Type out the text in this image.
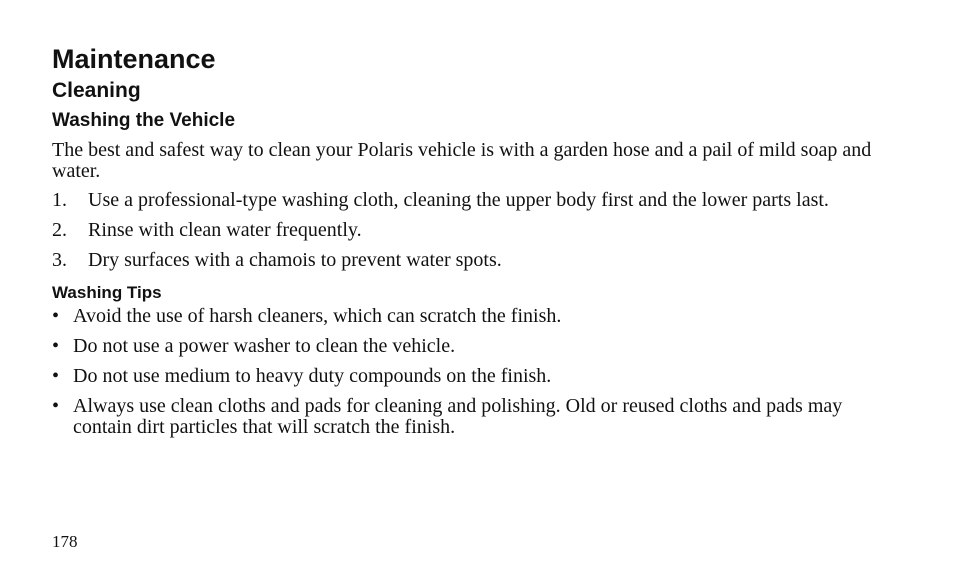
Maintenance
Cleaning
Washing the Vehicle

The best and safest way to clean your Polaris vehicle is with a garden hose and a pail of mild soap and water.

1. Use a professional-type washing cloth, cleaning the upper body first and the lower parts last.
2. Rinse with clean water frequently.
3. Dry surfaces with a chamois to prevent water spots.
Washing Tips
• Avoid the use of harsh cleaners, which can scratch the finish.
• Do not use a power washer to clean the vehicle.
• Do not use medium to heavy duty compounds on the finish.
• Always use clean cloths and pads for cleaning and polishing. Old or reused cloths and pads may contain dirt particles that will scratch the finish.
178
- - -
» **Stated exercise**
Which lines include "with"? Copy each of them out.

» **Solution for this exercise**
The best and safest way to clean your Polaris vehicle is with a garden hose and a pail of mild soap and water.
2. Rinse with clean water frequently.
3. Dry surfaces with a chamois to prevent water spots.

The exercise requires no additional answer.